* Recorded information
---------------

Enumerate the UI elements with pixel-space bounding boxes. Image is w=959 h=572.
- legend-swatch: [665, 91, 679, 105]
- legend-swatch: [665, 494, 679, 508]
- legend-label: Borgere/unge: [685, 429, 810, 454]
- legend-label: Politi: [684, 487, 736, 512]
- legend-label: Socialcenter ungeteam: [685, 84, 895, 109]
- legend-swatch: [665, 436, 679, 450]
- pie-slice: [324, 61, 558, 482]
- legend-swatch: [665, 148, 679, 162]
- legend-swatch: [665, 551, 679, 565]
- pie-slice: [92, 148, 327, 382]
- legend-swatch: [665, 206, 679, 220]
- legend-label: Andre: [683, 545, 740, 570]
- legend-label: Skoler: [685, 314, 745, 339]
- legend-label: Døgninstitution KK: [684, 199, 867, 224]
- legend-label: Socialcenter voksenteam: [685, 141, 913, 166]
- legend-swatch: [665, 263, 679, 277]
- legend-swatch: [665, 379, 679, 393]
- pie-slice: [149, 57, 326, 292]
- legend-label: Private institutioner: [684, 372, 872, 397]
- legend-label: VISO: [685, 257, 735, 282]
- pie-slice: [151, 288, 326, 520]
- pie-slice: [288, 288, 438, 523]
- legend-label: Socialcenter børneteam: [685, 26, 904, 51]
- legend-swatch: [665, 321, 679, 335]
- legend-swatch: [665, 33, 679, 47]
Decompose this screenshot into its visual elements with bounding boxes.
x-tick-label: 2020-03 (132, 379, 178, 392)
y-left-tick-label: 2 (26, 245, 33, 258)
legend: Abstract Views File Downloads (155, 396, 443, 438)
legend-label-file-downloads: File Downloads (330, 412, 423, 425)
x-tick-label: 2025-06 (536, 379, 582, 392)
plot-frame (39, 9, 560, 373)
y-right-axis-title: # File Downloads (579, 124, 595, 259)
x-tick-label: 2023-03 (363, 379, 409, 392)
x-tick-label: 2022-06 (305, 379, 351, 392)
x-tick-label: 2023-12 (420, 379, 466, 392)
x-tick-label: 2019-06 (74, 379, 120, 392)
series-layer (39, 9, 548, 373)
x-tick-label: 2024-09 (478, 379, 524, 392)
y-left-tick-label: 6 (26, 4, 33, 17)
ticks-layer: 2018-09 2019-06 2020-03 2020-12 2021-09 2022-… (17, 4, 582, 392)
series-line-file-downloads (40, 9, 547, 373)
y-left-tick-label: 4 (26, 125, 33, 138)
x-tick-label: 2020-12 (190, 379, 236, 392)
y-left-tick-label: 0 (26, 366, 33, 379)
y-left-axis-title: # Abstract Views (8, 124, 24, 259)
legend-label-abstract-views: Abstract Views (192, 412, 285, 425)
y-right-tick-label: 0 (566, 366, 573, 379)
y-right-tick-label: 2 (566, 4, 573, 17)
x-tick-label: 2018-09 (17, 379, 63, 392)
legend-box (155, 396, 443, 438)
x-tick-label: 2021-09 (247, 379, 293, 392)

---------------

* Exercise directions
Present every line of the entries above as a numbered list, omitting any blank lines.

* Solution to this problem
1. Enumerate the UI elements with pixel-space bounding boxes. Image is w=959 h=572.
2. - legend-swatch: [665, 91, 679, 105]
3. - legend-swatch: [665, 494, 679, 508]
4. - legend-label: Borgere/unge: [685, 429, 810, 454]
5. - legend-label: Politi: [684, 487, 736, 512]
6. - legend-label: Socialcenter ungeteam: [685, 84, 895, 109]
7. - legend-swatch: [665, 436, 679, 450]
8. - pie-slice: [324, 61, 558, 482]
9. - legend-swatch: [665, 148, 679, 162]
10. - legend-swatch: [665, 551, 679, 565]
11. - pie-slice: [92, 148, 327, 382]
12. - legend-swatch: [665, 206, 679, 220]
13. - legend-label: Andre: [683, 545, 740, 570]
14. - legend-label: Skoler: [685, 314, 745, 339]
15. - legend-label: Døgninstitution KK: [684, 199, 867, 224]
16. - legend-label: Socialcenter voksenteam: [685, 141, 913, 166]
17. - legend-swatch: [665, 263, 679, 277]
18. - legend-swatch: [665, 379, 679, 393]
19. - pie-slice: [149, 57, 326, 292]
20. - legend-label: Private institutioner: [684, 372, 872, 397]
21. - legend-label: VISO: [685, 257, 735, 282]
22. - pie-slice: [151, 288, 326, 520]
23. - pie-slice: [288, 288, 438, 523]
24. - legend-label: Socialcenter børneteam: [685, 26, 904, 51]
25. - legend-swatch: [665, 321, 679, 335]
26. - legend-swatch: [665, 33, 679, 47]
27. Decompose this screenshot into its visual elements with bounding boxes.
28. x-tick-label: 2020-03 (132, 379, 178, 392)
29. y-left-tick-label: 2 (26, 245, 33, 258)
30. legend: Abstract Views File Downloads (155, 396, 443, 438)
31. legend-label-file-downloads: File Downloads (330, 412, 423, 425)
32. x-tick-label: 2025-06 (536, 379, 582, 392)
33. plot-frame (39, 9, 560, 373)
34. y-right-axis-title: # File Downloads (579, 124, 595, 259)
35. x-tick-label: 2023-03 (363, 379, 409, 392)
36. x-tick-label: 2022-06 (305, 379, 351, 392)
37. x-tick-label: 2023-12 (420, 379, 466, 392)
38. x-tick-label: 2019-06 (74, 379, 120, 392)
39. series-layer (39, 9, 548, 373)
40. x-tick-label: 2024-09 (478, 379, 524, 392)
41. y-left-tick-label: 6 (26, 4, 33, 17)
42. ticks-layer: 2018-09 2019-06 2020-03 2020-12 2021-09 2022-… (17, 4, 582, 392)
43. series-line-file-downloads (40, 9, 547, 373)
44. y-left-tick-label: 4 (26, 125, 33, 138)
45. x-tick-label: 2020-12 (190, 379, 236, 392)
46. y-left-tick-label: 0 (26, 366, 33, 379)
47. y-left-axis-title: # Abstract Views (8, 124, 24, 259)
48. legend-label-abstract-views: Abstract Views (192, 412, 285, 425)
49. y-right-tick-label: 0 (566, 366, 573, 379)
50. y-right-tick-label: 2 (566, 4, 573, 17)
51. x-tick-label: 2018-09 (17, 379, 63, 392)
52. legend-box (155, 396, 443, 438)
53. x-tick-label: 2021-09 (247, 379, 293, 392)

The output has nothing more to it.